Transcribe everything from "Under other circumstances" down to "exact last names." in the family text below.

* **TEXT TO READ**
☆ ☆ ☆ ☆ ☆ ☆ ☆

Under other circumstances I would call this a “commission,” but the thing is no one requested me to do it. Rather, I “commissioned” it myself.
As past visitors to this website may know, I lost my mother early last year. Unfortunately, in 2022 we also said goodbye to my aunt Martha, who was my mom’s cousin and also the wife of my father’s brother; which meant my cousins, my siblings, and I, shared the exact last names.
But the kinship between our two families went far beyond the names. The eleven of us (five in my dad’s family and six in my uncle Fernando’s) went to numerous vacations together. Rare was the weekend or Christmas holiday where we wouldn’t see each other, and for me as a kid summer holidays meant I could spend whole weeks in their huge house playing with my cousin Gustavo, who was the one I was closer to at the time.
My cousins would go so far as telling their friends —or even complete strangers— they had two sets of parents, and although my sisters and I were not as candid, deep down we did considered our uncle Fernando and aunt Martha to be the closest thing to second parents as anyone could have —save for a divorce situation (my uncle Fernando was actually my godfather, although I never called him that).

☆ ☆ ☆ ☆ ☆ ☆ ☆

* **MATERIAL PROVIDED**
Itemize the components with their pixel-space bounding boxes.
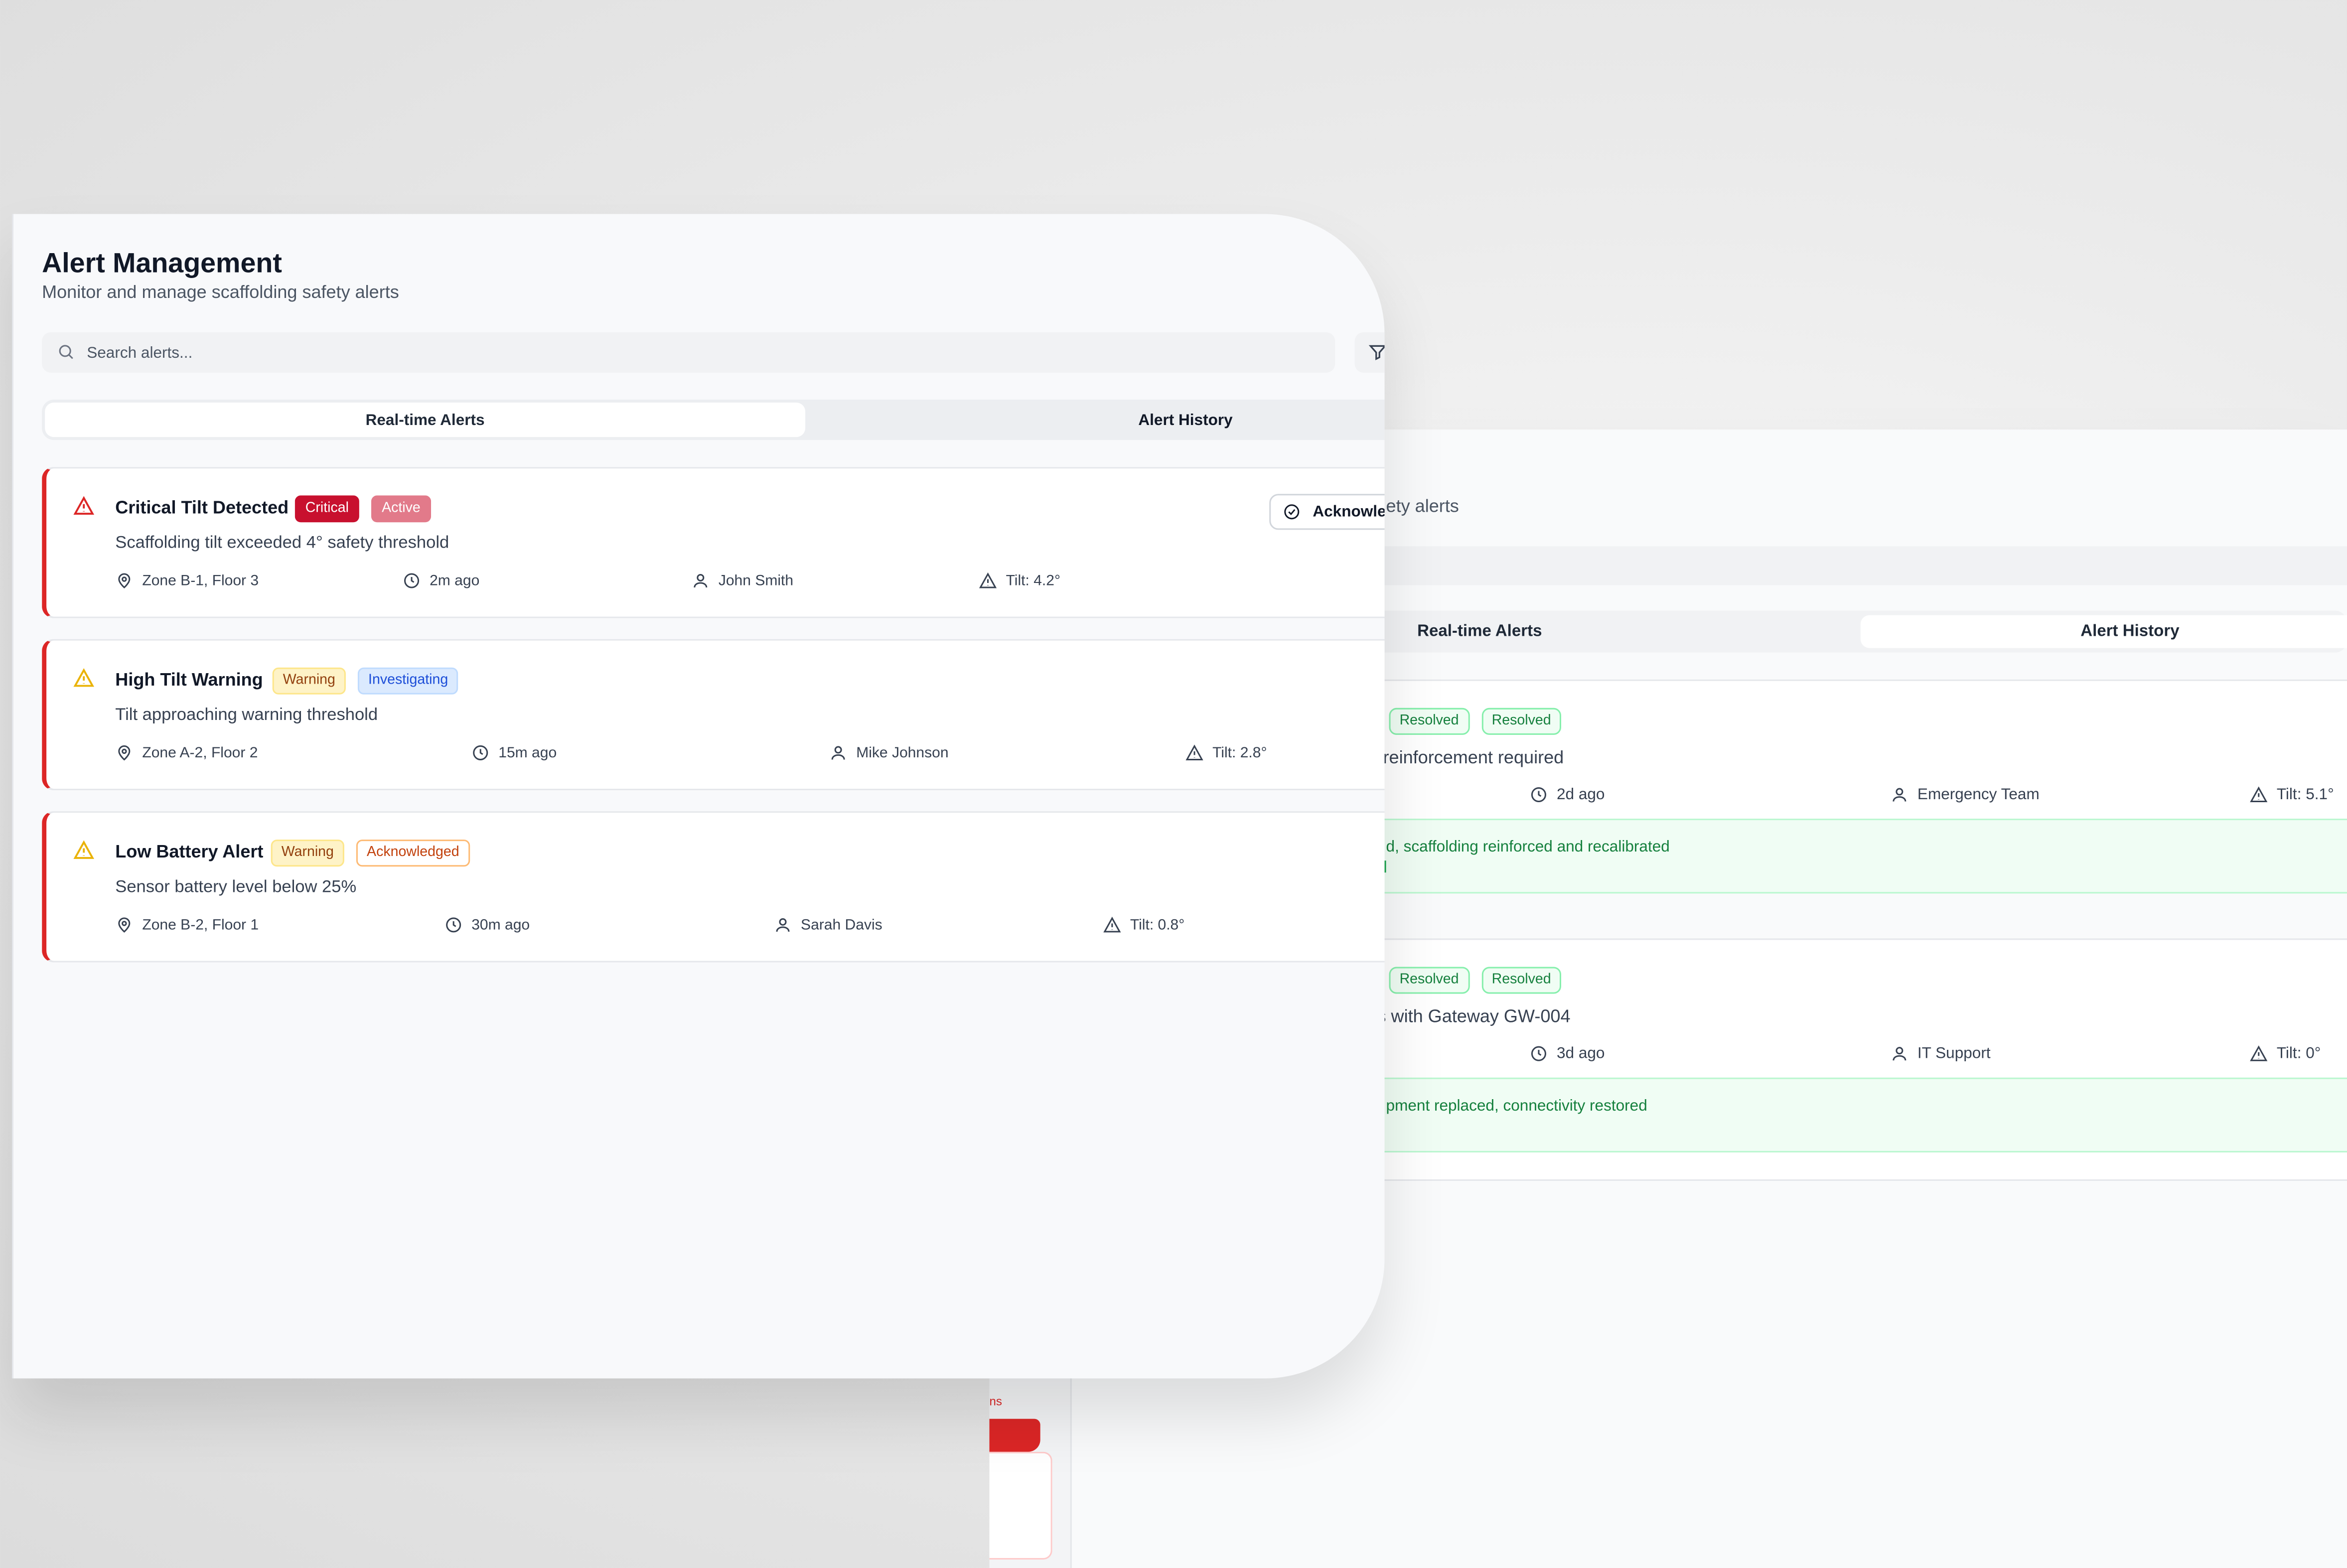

☆ ☆ ☆ ☆ ☆ ☆ ☆

* **SOLUTION FOR THIS TASK**
Under other circumstances I would call this a “commission,” but the thing is no one requested me to do it. Rather, I “commissioned” it myself.
As past visitors to this website may know, I lost my mother early last year. Unfortunately, in 2022 we also said goodbye to my aunt Martha, who was my mom’s cousin and also the wife of my father’s brother; which meant my cousins, my siblings, and I, shared the exact last names.